■ WHAT THE TASK ASKS
Below are some entries. Output each one exactly as it appears.

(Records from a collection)
————

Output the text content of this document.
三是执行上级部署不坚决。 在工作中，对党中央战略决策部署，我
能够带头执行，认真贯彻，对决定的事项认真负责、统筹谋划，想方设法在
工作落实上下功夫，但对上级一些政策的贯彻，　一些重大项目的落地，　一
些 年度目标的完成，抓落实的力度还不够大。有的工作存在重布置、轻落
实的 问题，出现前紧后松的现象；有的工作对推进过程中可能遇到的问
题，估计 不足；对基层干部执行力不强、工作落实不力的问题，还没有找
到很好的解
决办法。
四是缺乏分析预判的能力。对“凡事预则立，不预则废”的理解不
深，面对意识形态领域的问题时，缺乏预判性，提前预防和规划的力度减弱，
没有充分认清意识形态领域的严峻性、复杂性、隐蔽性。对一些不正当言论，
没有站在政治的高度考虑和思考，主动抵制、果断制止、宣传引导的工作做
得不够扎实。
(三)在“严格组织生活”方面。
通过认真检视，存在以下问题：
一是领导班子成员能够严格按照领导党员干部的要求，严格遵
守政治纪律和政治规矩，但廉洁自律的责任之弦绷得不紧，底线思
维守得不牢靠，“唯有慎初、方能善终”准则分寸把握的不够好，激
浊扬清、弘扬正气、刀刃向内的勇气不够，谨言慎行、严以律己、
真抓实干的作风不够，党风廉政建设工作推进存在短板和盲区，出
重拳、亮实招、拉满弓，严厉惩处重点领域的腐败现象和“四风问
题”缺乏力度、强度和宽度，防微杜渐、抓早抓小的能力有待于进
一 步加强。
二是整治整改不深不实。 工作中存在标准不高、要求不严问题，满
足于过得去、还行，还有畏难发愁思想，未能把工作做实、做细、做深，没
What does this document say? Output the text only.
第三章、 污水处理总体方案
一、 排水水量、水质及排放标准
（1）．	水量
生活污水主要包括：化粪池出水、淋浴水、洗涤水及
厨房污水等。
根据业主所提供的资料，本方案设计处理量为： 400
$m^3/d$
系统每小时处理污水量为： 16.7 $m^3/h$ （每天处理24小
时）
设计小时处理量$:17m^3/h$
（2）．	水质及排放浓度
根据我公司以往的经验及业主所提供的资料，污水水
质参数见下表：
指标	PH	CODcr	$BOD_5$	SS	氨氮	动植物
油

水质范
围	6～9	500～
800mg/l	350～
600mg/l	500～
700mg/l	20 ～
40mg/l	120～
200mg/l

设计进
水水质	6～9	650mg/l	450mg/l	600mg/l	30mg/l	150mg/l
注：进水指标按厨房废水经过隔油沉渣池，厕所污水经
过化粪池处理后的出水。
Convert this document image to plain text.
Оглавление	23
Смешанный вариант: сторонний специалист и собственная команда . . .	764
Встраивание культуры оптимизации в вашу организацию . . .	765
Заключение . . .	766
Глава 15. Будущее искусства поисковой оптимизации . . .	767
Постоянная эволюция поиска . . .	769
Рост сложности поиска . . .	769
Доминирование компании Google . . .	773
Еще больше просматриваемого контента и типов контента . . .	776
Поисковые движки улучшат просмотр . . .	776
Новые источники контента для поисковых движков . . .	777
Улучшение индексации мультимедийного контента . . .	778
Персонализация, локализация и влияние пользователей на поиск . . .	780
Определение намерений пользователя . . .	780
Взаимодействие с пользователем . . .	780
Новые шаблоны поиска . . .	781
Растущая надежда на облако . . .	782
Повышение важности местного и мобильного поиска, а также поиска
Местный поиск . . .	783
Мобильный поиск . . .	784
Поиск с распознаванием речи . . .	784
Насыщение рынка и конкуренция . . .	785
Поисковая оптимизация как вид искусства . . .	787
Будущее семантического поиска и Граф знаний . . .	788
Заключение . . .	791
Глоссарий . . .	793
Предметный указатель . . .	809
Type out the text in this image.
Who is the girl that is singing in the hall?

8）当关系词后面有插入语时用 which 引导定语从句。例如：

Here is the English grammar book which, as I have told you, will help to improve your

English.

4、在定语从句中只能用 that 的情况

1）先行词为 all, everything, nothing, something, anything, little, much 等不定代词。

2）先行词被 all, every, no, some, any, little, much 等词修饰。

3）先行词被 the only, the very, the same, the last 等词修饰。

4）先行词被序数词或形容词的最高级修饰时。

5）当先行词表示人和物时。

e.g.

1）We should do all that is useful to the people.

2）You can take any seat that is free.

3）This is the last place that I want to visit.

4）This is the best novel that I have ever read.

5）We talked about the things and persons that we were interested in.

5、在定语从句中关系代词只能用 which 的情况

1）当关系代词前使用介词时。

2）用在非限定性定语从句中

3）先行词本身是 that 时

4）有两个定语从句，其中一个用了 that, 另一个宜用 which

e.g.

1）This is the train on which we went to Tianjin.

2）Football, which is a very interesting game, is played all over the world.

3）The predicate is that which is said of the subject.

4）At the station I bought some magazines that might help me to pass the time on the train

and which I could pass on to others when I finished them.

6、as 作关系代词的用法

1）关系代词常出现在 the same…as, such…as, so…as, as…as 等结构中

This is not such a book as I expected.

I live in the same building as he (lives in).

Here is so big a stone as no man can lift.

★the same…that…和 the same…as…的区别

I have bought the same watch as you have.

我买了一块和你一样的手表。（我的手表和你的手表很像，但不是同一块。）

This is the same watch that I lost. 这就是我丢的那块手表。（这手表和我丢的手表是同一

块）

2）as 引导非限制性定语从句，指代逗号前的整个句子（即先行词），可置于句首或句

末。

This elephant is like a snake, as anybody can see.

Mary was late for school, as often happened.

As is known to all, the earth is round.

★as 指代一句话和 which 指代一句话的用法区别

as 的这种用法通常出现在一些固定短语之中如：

————

■ FULL OUTPUT
Output the text content of this document.
三是执行上级部署不坚决。 在工作中，对党中央战略决策部署，我
能够带头执行，认真贯彻，对决定的事项认真负责、统筹谋划，想方设法在
工作落实上下功夫，但对上级一些政策的贯彻，　一些重大项目的落地，　一
些 年度目标的完成，抓落实的力度还不够大。有的工作存在重布置、轻落
实的 问题，出现前紧后松的现象；有的工作对推进过程中可能遇到的问
题，估计 不足；对基层干部执行力不强、工作落实不力的问题，还没有找
到很好的解
决办法。
四是缺乏分析预判的能力。对“凡事预则立，不预则废”的理解不
深，面对意识形态领域的问题时，缺乏预判性，提前预防和规划的力度减弱，
没有充分认清意识形态领域的严峻性、复杂性、隐蔽性。对一些不正当言论，
没有站在政治的高度考虑和思考，主动抵制、果断制止、宣传引导的工作做
得不够扎实。
(三)在“严格组织生活”方面。
通过认真检视，存在以下问题：
一是领导班子成员能够严格按照领导党员干部的要求，严格遵
守政治纪律和政治规矩，但廉洁自律的责任之弦绷得不紧，底线思
维守得不牢靠，“唯有慎初、方能善终”准则分寸把握的不够好，激
浊扬清、弘扬正气、刀刃向内的勇气不够，谨言慎行、严以律己、
真抓实干的作风不够，党风廉政建设工作推进存在短板和盲区，出
重拳、亮实招、拉满弓，严厉惩处重点领域的腐败现象和“四风问
题”缺乏力度、强度和宽度，防微杜渐、抓早抓小的能力有待于进
一 步加强。
二是整治整改不深不实。 工作中存在标准不高、要求不严问题，满
足于过得去、还行，还有畏难发愁思想，未能把工作做实、做细、做深，没
What does this document say? Output the text only.
第三章、 污水处理总体方案
一、 排水水量、水质及排放标准
（1）．	水量
生活污水主要包括：化粪池出水、淋浴水、洗涤水及
厨房污水等。
根据业主所提供的资料，本方案设计处理量为： 400
$m^3/d$
系统每小时处理污水量为： 16.7 $m^3/h$ （每天处理24小
时）
设计小时处理量$:17m^3/h$
（2）．	水质及排放浓度
根据我公司以往的经验及业主所提供的资料，污水水
质参数见下表：
指标	PH	CODcr	$BOD_5$	SS	氨氮	动植物
油

水质范
围	6～9	500～
800mg/l	350～
600mg/l	500～
700mg/l	20 ～
40mg/l	120～
200mg/l

设计进
水水质	6～9	650mg/l	450mg/l	600mg/l	30mg/l	150mg/l
注：进水指标按厨房废水经过隔油沉渣池，厕所污水经
过化粪池处理后的出水。
Convert this document image to plain text.
Оглавление	23
Смешанный вариант: сторонний специалист и собственная команда . . .	764
Встраивание культуры оптимизации в вашу организацию . . .	765
Заключение . . .	766
Глава 15. Будущее искусства поисковой оптимизации . . .	767
Постоянная эволюция поиска . . .	769
Рост сложности поиска . . .	769
Доминирование компании Google . . .	773
Еще больше просматриваемого контента и типов контента . . .	776
Поисковые движки улучшат просмотр . . .	776
Новые источники контента для поисковых движков . . .	777
Улучшение индексации мультимедийного контента . . .	778
Персонализация, локализация и влияние пользователей на поиск . . .	780
Определение намерений пользователя . . .	780
Взаимодействие с пользователем . . .	780
Новые шаблоны поиска . . .	781
Растущая надежда на облако . . .	782
Повышение важности местного и мобильного поиска, а также поиска
Местный поиск . . .	783
Мобильный поиск . . .	784
Поиск с распознаванием речи . . .	784
Насыщение рынка и конкуренция . . .	785
Поисковая оптимизация как вид искусства . . .	787
Будущее семантического поиска и Граф знаний . . .	788
Заключение . . .	791
Глоссарий . . .	793
Предметный указатель . . .	809
Type out the text in this image.
Who is the girl that is singing in the hall?

8）当关系词后面有插入语时用 which 引导定语从句。例如：

Here is the English grammar book which, as I have told you, will help to improve your

English.

4、在定语从句中只能用 that 的情况

1）先行词为 all, everything, nothing, something, anything, little, much 等不定代词。

2）先行词被 all, every, no, some, any, little, much 等词修饰。

3）先行词被 the only, the very, the same, the last 等词修饰。

4）先行词被序数词或形容词的最高级修饰时。

5）当先行词表示人和物时。

e.g.

1）We should do all that is useful to the people.

2）You can take any seat that is free.

3）This is the last place that I want to visit.

4）This is the best novel that I have ever read.

5）We talked about the things and persons that we were interested in.

5、在定语从句中关系代词只能用 which 的情况

1）当关系代词前使用介词时。

2）用在非限定性定语从句中

3）先行词本身是 that 时

4）有两个定语从句，其中一个用了 that, 另一个宜用 which

e.g.

1）This is the train on which we went to Tianjin.

2）Football, which is a very interesting game, is played all over the world.

3）The predicate is that which is said of the subject.

4）At the station I bought some magazines that might help me to pass the time on the train

and which I could pass on to others when I finished them.

6、as 作关系代词的用法

1）关系代词常出现在 the same…as, such…as, so…as, as…as 等结构中

This is not such a book as I expected.

I live in the same building as he (lives in).

Here is so big a stone as no man can lift.

★the same…that…和 the same…as…的区别

I have bought the same watch as you have.

我买了一块和你一样的手表。（我的手表和你的手表很像，但不是同一块。）

This is the same watch that I lost. 这就是我丢的那块手表。（这手表和我丢的手表是同一

块）

2）as 引导非限制性定语从句，指代逗号前的整个句子（即先行词），可置于句首或句

末。

This elephant is like a snake, as anybody can see.

Mary was late for school, as often happened.

As is known to all, the earth is round.

★as 指代一句话和 which 指代一句话的用法区别

as 的这种用法通常出现在一些固定短语之中如：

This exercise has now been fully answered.